The problem: Quote exactly the lines from the one with "Transcribe the text in this document." to the end of the data, both included; omit the pictures.

Task data:
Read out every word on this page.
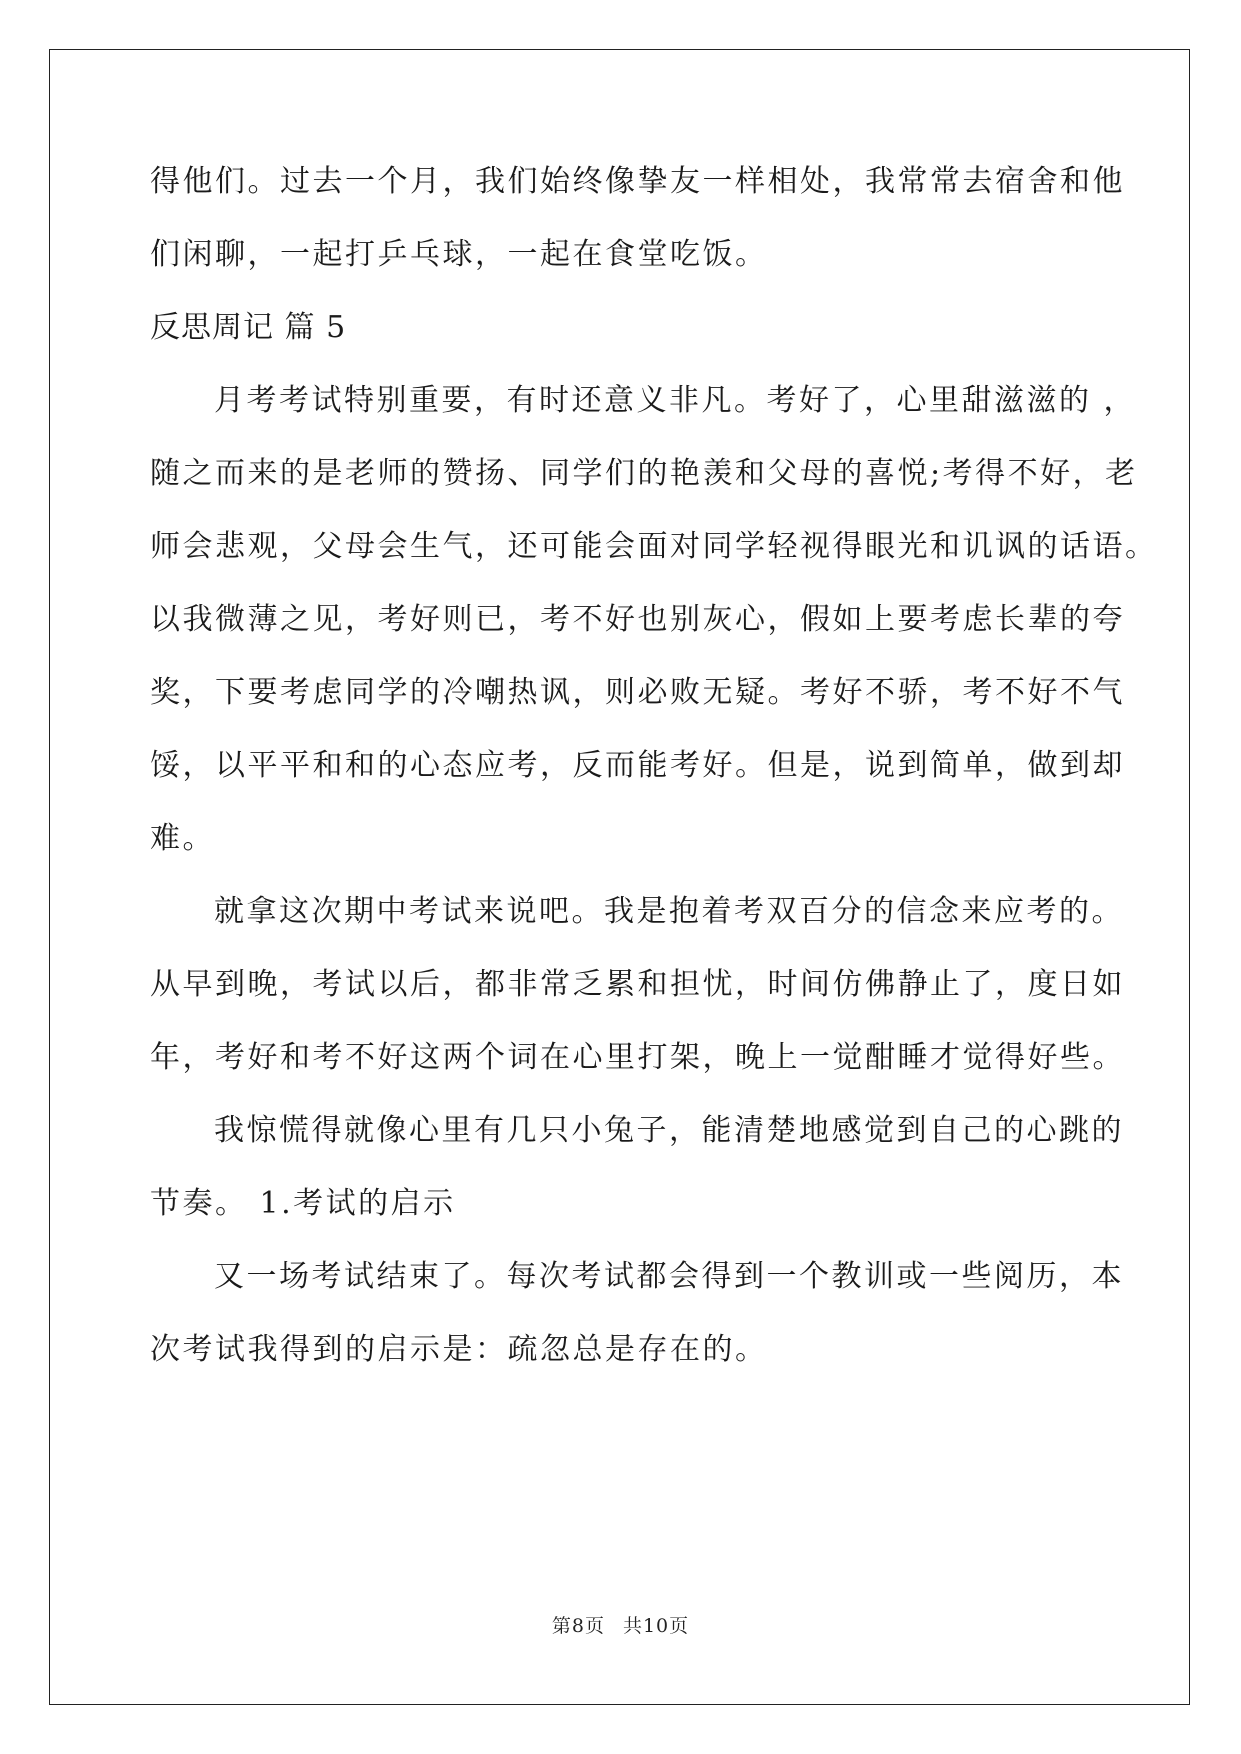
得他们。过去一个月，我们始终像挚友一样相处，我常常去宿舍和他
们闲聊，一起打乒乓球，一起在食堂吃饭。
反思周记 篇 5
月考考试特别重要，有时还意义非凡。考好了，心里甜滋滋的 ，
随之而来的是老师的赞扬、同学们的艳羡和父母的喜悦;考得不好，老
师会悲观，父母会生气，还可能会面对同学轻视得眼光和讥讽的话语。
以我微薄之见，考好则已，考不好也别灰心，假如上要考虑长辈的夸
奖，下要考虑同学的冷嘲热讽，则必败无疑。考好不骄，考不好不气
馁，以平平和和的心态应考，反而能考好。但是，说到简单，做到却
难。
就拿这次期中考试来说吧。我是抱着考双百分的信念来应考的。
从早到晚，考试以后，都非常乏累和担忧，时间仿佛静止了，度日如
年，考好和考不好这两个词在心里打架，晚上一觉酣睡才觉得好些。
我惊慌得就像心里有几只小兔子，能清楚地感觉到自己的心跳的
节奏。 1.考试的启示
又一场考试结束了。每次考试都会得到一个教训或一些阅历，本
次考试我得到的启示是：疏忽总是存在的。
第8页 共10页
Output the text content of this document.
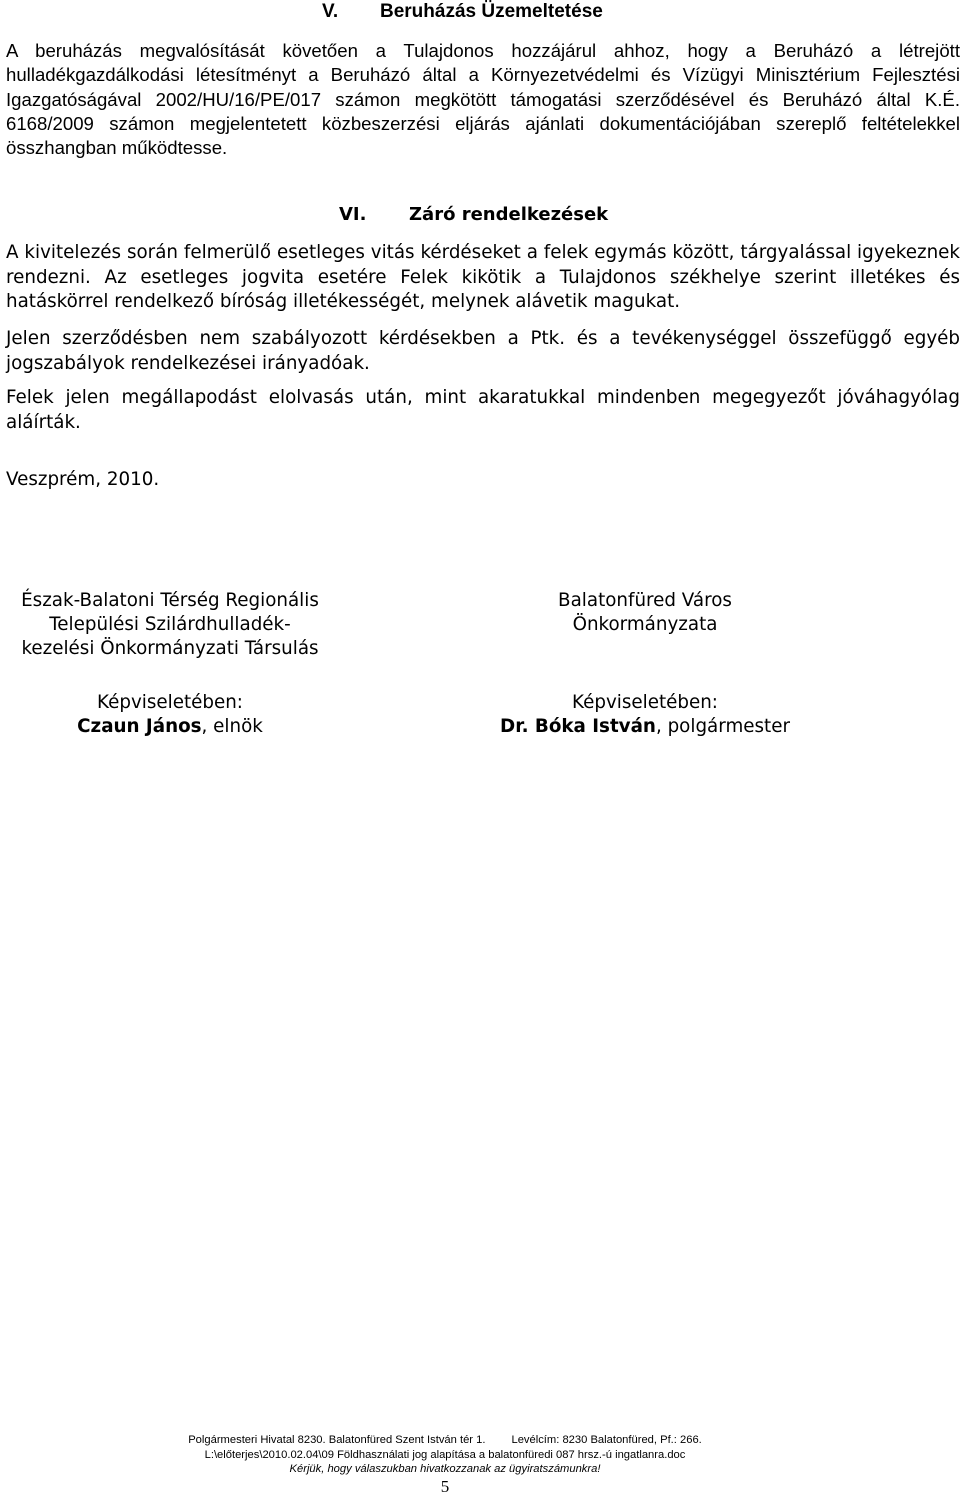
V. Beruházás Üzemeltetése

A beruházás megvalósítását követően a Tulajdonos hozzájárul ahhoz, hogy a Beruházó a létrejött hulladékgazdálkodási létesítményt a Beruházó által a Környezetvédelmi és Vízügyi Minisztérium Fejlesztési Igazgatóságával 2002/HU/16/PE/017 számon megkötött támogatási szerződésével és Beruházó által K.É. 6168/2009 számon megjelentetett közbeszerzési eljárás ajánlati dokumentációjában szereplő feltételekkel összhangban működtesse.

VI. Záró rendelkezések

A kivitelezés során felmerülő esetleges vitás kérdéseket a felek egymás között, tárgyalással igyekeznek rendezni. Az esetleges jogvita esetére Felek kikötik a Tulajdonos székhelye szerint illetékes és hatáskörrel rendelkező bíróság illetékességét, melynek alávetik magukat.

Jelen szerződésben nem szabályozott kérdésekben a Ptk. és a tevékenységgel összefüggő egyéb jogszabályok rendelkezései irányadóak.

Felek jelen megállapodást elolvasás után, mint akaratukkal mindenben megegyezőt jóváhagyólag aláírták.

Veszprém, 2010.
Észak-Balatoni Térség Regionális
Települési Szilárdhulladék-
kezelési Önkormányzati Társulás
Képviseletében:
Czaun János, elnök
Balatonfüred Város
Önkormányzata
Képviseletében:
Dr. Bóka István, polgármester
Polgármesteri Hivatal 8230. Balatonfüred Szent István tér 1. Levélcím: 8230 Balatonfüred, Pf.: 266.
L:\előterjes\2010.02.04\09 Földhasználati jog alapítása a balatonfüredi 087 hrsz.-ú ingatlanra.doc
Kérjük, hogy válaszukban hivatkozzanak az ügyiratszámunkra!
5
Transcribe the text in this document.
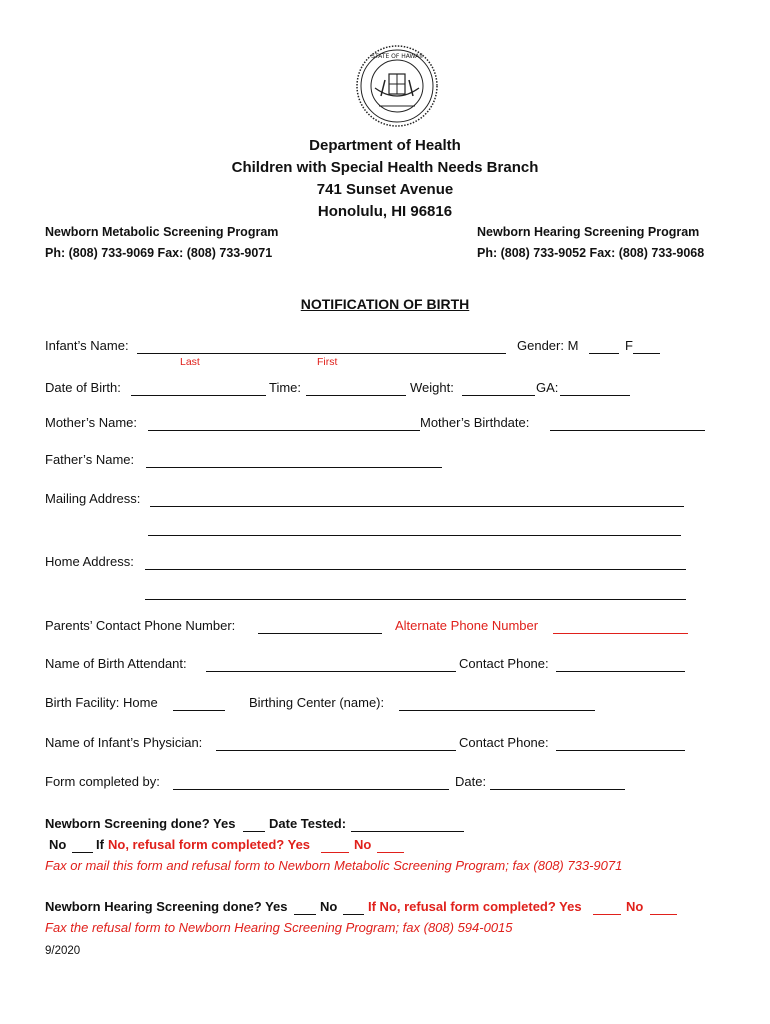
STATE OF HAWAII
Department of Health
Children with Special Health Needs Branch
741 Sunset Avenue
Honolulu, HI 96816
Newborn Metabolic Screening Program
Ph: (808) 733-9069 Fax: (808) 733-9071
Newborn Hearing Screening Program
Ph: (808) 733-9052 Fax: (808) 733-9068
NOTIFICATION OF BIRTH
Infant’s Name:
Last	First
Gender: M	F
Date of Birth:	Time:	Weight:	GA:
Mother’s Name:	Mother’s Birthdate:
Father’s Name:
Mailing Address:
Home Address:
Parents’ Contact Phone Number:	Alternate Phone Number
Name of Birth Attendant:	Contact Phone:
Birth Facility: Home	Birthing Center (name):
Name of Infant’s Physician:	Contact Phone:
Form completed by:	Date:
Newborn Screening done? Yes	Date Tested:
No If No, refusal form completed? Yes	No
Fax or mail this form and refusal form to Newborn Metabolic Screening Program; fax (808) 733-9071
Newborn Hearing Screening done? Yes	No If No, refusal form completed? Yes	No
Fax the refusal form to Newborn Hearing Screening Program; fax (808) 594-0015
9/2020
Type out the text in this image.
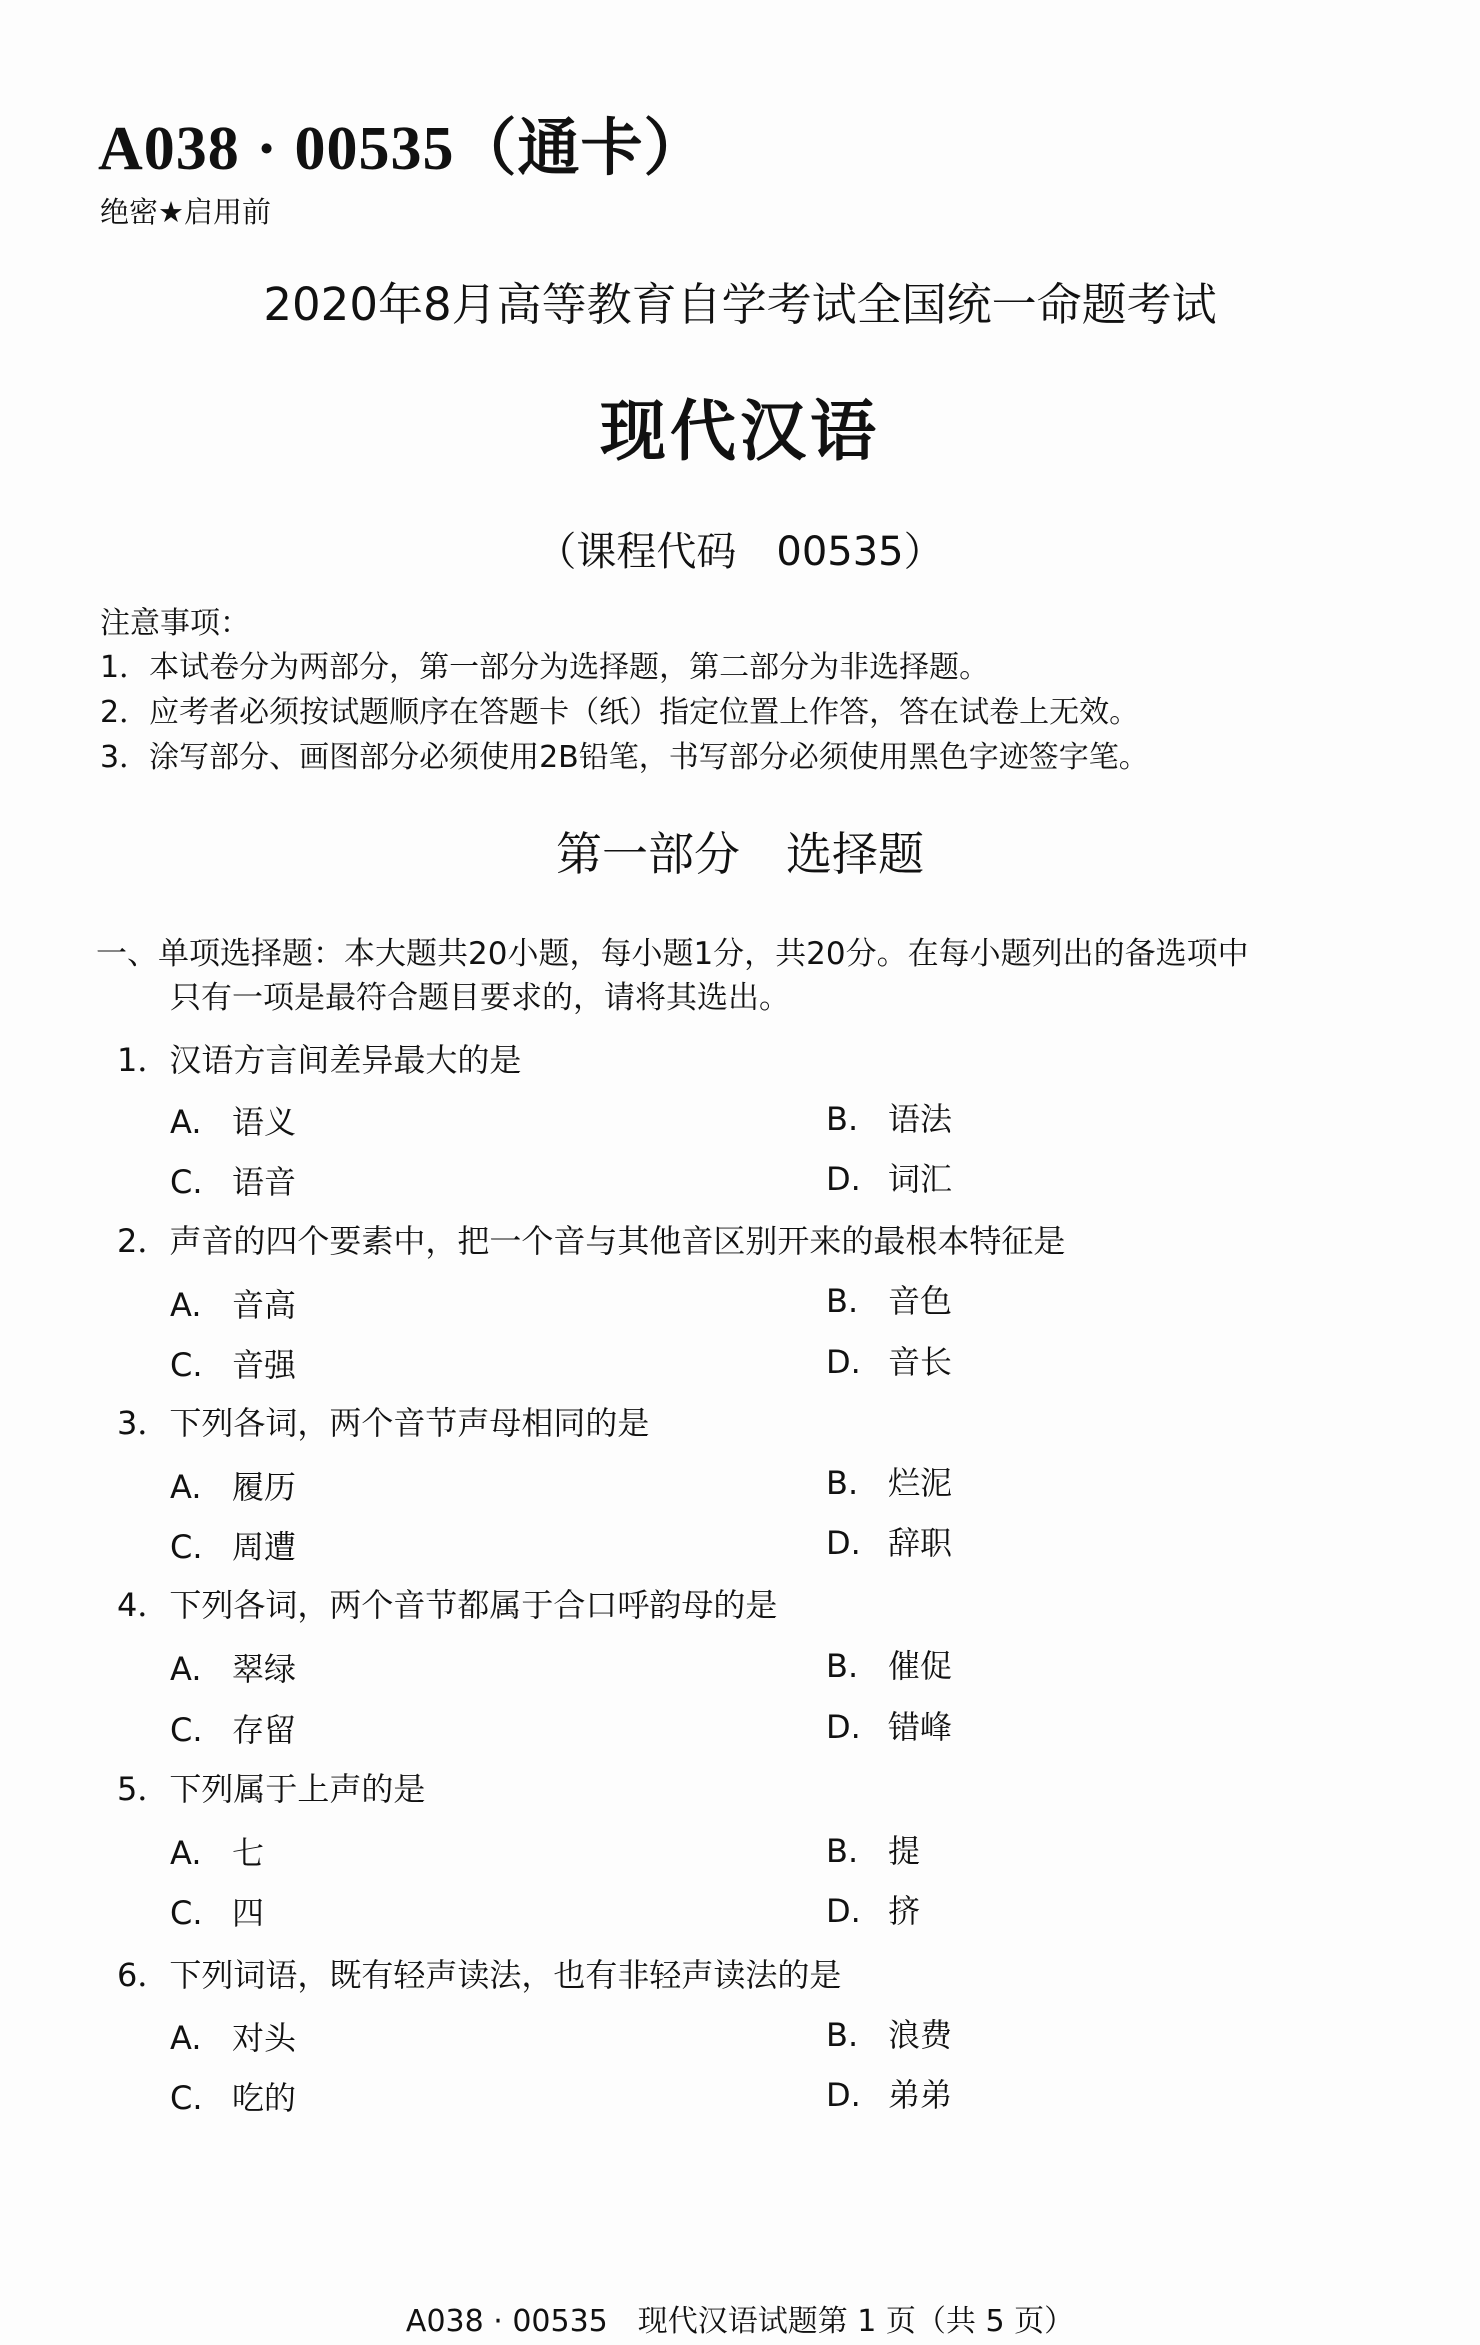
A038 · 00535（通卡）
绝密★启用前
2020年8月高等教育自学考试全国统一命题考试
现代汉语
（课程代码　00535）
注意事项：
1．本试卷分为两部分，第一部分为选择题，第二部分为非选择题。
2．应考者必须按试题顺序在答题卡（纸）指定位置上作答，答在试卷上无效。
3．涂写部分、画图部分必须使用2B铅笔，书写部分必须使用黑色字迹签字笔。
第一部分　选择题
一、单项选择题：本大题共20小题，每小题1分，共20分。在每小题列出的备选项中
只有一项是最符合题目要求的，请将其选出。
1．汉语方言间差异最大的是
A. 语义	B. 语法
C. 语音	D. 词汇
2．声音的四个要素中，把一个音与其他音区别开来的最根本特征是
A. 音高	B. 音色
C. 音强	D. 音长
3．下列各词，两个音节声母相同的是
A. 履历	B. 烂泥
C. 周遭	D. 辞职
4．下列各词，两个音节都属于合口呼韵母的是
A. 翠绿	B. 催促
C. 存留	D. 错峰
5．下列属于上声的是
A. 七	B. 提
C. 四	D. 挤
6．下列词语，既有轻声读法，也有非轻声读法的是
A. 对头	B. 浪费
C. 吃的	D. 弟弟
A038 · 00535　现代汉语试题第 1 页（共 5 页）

Expected output:
Transcribe the text in this document.
STATE OF HAWAII
Department of Health
Children with Special Health Needs Branch
741 Sunset Avenue
Honolulu, HI 96816
Newborn Metabolic Screening Program
Ph: (808) 733-9069 Fax: (808) 733-9071
Newborn Hearing Screening Program
Ph: (808) 733-9052 Fax: (808) 733-9068
NOTIFICATION OF BIRTH
Infant’s Name:
Last	First
Gender: M	F
Date of Birth:	Time:	Weight:	GA:
Mother’s Name:	Mother’s Birthdate:
Father’s Name:
Mailing Address:
Home Address:
Parents’ Contact Phone Number:	Alternate Phone Number
Name of Birth Attendant:	Contact Phone:
Birth Facility: Home	Birthing Center (name):
Name of Infant’s Physician:	Contact Phone:
Form completed by:	Date:
Newborn Screening done? Yes	Date Tested:
No If No, refusal form completed? Yes	No
Fax or mail this form and refusal form to Newborn Metabolic Screening Program; fax (808) 733-9071
Newborn Hearing Screening done? Yes	No If No, refusal form completed? Yes	No
Fax the refusal form to Newborn Hearing Screening Program; fax (808) 594-0015
9/2020
Type out the text in this image.
A038 · 00535（通卡）
绝密★启用前
2020年8月高等教育自学考试全国统一命题考试
现代汉语
（课程代码　00535）
注意事项：
1．本试卷分为两部分，第一部分为选择题，第二部分为非选择题。
2．应考者必须按试题顺序在答题卡（纸）指定位置上作答，答在试卷上无效。
3．涂写部分、画图部分必须使用2B铅笔，书写部分必须使用黑色字迹签字笔。
第一部分　选择题
一、单项选择题：本大题共20小题，每小题1分，共20分。在每小题列出的备选项中
只有一项是最符合题目要求的，请将其选出。
1．汉语方言间差异最大的是
A. 语义	B. 语法
C. 语音	D. 词汇
2．声音的四个要素中，把一个音与其他音区别开来的最根本特征是
A. 音高	B. 音色
C. 音强	D. 音长
3．下列各词，两个音节声母相同的是
A. 履历	B. 烂泥
C. 周遭	D. 辞职
4．下列各词，两个音节都属于合口呼韵母的是
A. 翠绿	B. 催促
C. 存留	D. 错峰
5．下列属于上声的是
A. 七	B. 提
C. 四	D. 挤
6．下列词语，既有轻声读法，也有非轻声读法的是
A. 对头	B. 浪费
C. 吃的	D. 弟弟
A038 · 00535　现代汉语试题第 1 页（共 5 页）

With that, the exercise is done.